» **PROVIDED PASSAGE**:
• • • • • • •
Digital security and personal data present one of the most complicated moral dilemmas of our times.
In the wake of the attack on Westminster Bridge in March, security services have suggested that more collaboration was required from social media platforms to flag information about potential illegal activity.
Home Secretary Amber Rudd has called for greater cooperation from the digital world, with messaging apps coming under particular scrutiny. In an interview with the BBC, Ms Rudd suggested that such sites must not “…provide a secret place for terrorists to communicate with each other.”
It’s easy to understand why such an argument has been put forward, as messaging clients allow users to communicate instantly, with their communications encrypted. This means security services could not intercept or “hack” interactions between potential criminals.
At a time of increasing tensions over national security, any piece of information could be key to preventative measures, and so it is seen as a black hole in security strategy.
There are plenty of counter arguments, ranging from a libertarian right to secrecy, to the requirements for encryption in our day-to-day lives. How can we understand the debate?
What is encryption?
Encryption software is a security program that scrambles information as it is input, and then unscrambles it as it is output. When you send a message via a chat application, that message is effectively “translated” securely into a code, which can only be translated back into readable text by a “key” held on the phone of the receiver.
Text gets entered, sent, scrambled, received, unscrambled and finally viewed the same way as it was originally sent. Any detail of the message is then deleted from the platform’s servers, so only the senders and recipients have the unscrambled text.
This is known as “end-to-end encryption”, and means that it’s very difficult for messages to be intercepted or hacked by third parties. Platforms can and do collaborate with authorities to explain who was contacted by whom and when, but the contents of messages are not.
Why is this controversial?
While encryption software brings security, it also makes it a very hard place to track any kind of illegal activity. The government already has the ability to monitor emails and text messages with the relevant warrants, and may yet get further powers to access browsing history and mobile data post-Brexit, if they decide to revive the Investigatory Powers Act of November 2016.
Messaging applications aren’t covered, because their data is encrypted. To allow the security services access to these messages, the platforms would have to provide a separate decryption key for the security services – known to the sceptics as “a back door” – something the platforms have been unwilling to do.
There have already been high-profile cases of governments challenging tech giants over data encryption. In the wake of the Charlie Hebdo attack and the San Bernadino shooting there were vocal challenges to Silicon Valley to create access ways in their applications and messaging services for use by national security.
In both cases the companies refused. There have also been vocal supporters of encryption in the UK, not least from father of the world wide web, Tim Berners-Lee.
They should be forced to do that, right?
This is where things get difficult. There are legitimate concerns about a right to privacy, but there are also fundamental concerns about what government access/a back door would mean.
The most forceful argument is around security. End-to-end encryption means data has one way in and one way out. Creating a “back door” means there is a potential vulnerability for hackers to exploit. As technology magazine WIRED put it, “if you (break encryption) to go after one target, it is broken for everyone.”
Encryption software isn’t only used for messaging services either, it’s a fundamental of internet shopping, banking, medical and business transactions. Every time you send details to a bank servers, they’re encrypted. All your online credit card transactions, balance transfers and smart money details are encrypted.
• • • • • • •
» **STUDY MATERIAL**:

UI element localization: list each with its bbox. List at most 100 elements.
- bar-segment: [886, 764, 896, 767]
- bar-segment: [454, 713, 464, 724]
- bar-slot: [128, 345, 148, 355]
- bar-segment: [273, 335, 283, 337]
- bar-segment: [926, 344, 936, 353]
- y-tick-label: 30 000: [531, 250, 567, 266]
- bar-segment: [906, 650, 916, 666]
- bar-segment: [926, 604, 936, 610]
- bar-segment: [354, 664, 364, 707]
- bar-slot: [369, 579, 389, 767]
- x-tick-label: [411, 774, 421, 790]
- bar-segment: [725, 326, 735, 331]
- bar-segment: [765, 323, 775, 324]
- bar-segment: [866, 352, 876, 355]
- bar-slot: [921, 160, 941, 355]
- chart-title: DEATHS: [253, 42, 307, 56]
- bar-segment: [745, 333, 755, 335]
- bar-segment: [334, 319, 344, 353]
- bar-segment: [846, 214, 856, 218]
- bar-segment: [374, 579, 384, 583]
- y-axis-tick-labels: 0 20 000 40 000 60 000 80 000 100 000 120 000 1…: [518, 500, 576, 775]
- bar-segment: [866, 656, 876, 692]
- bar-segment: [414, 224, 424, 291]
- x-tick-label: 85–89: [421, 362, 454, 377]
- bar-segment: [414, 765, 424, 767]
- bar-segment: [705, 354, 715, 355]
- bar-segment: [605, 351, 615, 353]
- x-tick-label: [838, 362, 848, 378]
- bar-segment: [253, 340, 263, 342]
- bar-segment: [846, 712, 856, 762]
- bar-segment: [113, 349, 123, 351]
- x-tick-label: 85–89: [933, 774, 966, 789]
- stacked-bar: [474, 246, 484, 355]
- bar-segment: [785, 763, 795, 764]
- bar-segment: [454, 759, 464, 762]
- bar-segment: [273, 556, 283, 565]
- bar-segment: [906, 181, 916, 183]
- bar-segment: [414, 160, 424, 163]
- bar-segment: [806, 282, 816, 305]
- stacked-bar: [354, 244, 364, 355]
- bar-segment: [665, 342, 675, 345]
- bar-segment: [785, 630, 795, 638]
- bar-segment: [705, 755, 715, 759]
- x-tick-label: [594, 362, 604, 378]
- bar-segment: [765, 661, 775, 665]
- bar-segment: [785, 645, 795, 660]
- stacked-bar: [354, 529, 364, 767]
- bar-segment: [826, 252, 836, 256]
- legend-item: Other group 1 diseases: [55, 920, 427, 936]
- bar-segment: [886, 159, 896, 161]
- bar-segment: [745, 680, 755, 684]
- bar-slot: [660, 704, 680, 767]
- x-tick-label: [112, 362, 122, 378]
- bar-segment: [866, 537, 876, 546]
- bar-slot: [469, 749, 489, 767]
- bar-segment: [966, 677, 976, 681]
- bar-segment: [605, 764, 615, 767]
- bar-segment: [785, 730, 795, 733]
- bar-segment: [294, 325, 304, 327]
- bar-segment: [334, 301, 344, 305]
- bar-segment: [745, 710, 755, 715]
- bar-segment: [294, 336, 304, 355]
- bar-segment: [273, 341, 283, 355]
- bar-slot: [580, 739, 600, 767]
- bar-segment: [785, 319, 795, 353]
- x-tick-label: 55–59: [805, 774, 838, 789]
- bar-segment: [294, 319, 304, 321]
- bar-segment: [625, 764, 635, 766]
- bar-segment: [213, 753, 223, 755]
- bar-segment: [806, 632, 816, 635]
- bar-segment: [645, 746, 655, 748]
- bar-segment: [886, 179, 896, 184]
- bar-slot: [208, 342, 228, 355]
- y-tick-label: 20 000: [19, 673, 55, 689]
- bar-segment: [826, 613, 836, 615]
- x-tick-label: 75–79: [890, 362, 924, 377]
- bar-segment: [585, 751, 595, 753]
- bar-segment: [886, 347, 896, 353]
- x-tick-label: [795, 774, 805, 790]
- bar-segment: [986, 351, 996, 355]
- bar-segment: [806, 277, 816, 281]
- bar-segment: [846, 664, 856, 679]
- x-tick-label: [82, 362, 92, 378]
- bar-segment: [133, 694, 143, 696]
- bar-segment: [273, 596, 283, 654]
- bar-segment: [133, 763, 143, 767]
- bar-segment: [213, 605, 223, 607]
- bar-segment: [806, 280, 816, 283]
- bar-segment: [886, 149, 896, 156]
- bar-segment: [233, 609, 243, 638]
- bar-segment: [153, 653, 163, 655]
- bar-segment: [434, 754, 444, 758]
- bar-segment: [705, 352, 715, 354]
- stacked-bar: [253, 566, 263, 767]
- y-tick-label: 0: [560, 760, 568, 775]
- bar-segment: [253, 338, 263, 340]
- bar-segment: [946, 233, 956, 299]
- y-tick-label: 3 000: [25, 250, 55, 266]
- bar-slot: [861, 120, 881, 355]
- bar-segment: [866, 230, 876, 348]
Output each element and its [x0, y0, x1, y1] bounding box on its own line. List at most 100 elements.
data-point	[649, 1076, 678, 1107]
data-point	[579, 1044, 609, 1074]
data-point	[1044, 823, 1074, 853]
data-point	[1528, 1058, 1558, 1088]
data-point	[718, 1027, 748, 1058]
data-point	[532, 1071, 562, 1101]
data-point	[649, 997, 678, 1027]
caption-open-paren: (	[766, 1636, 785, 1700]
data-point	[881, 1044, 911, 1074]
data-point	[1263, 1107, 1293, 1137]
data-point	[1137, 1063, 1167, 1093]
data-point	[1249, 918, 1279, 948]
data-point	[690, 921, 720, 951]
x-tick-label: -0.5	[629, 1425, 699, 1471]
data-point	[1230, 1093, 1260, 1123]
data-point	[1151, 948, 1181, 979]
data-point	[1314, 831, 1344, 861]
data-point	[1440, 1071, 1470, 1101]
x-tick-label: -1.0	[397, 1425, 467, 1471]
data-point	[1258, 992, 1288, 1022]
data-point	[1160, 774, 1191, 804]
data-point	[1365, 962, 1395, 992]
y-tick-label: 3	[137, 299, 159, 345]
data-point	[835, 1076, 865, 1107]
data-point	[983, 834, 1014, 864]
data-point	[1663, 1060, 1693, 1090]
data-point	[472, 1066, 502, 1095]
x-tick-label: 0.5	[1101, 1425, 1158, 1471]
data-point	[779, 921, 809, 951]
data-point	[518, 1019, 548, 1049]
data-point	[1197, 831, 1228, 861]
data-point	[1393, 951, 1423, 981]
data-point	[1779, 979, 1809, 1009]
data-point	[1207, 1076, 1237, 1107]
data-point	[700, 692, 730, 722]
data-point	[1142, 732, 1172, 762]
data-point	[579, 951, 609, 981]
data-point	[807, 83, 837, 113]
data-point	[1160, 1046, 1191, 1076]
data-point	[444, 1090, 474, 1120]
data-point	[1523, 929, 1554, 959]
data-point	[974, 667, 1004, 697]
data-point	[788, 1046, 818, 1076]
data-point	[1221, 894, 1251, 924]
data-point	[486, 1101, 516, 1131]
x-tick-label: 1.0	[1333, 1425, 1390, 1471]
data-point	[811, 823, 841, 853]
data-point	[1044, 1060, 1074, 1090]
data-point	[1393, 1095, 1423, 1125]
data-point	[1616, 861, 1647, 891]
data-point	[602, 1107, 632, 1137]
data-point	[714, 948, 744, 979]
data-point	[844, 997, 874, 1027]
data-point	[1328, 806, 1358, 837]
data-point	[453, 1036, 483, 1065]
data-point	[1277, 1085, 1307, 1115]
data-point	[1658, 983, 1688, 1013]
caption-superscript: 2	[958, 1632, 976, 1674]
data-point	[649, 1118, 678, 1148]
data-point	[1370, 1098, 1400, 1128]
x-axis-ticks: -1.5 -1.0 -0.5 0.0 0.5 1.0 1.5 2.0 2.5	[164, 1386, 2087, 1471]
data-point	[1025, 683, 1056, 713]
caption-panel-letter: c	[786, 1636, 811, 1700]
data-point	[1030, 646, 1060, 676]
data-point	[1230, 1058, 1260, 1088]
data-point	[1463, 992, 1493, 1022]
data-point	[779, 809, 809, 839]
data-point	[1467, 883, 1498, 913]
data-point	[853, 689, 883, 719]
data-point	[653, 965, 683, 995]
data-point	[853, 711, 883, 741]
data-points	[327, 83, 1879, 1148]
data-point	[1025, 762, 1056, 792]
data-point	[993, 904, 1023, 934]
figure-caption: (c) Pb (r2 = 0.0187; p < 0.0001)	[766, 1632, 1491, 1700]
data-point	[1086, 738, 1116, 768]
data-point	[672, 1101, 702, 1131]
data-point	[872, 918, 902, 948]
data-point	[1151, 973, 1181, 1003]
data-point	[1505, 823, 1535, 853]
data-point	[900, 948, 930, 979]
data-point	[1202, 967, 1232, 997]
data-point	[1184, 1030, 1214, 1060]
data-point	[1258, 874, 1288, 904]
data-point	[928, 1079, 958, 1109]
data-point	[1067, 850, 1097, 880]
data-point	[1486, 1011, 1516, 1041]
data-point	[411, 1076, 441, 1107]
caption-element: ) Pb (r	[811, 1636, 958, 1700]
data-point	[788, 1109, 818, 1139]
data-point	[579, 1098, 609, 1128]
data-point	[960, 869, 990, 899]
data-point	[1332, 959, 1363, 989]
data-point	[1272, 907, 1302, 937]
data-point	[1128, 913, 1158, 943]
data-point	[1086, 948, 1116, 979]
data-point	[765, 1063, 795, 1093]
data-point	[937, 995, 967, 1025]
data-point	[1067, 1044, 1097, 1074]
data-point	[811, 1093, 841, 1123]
• • • • • • •
» **WORK TASK 1**:
Answer these questions from the passage on encryption:
(a) Which attack is named as the event after which security services asked social media platforms for more collaboration?
(b) What do sceptics call a separate decryption key provided for the security services?
(c) Who is named as a vocal supporter of encryption in the UK?
» **WORK TASK 2**: Reproduce word for word the part of the passage on encryption between "This is known" and "is this controversial?", inclusive.

» **WRITTEN ANSWER 1**:
(a) The attack on Westminster Bridge in March
(b) "A back door"
(c) Tim Berners-Lee, father of the world wide web

» **WRITTEN ANSWER 2**:
This is known as “end-to-end encryption”, and means that it’s very difficult for messages to be intercepted or hacked by third parties. Platforms can and do collaborate with authorities to explain who was contacted by whom and when, but the contents of messages are not.
Why is this controversial?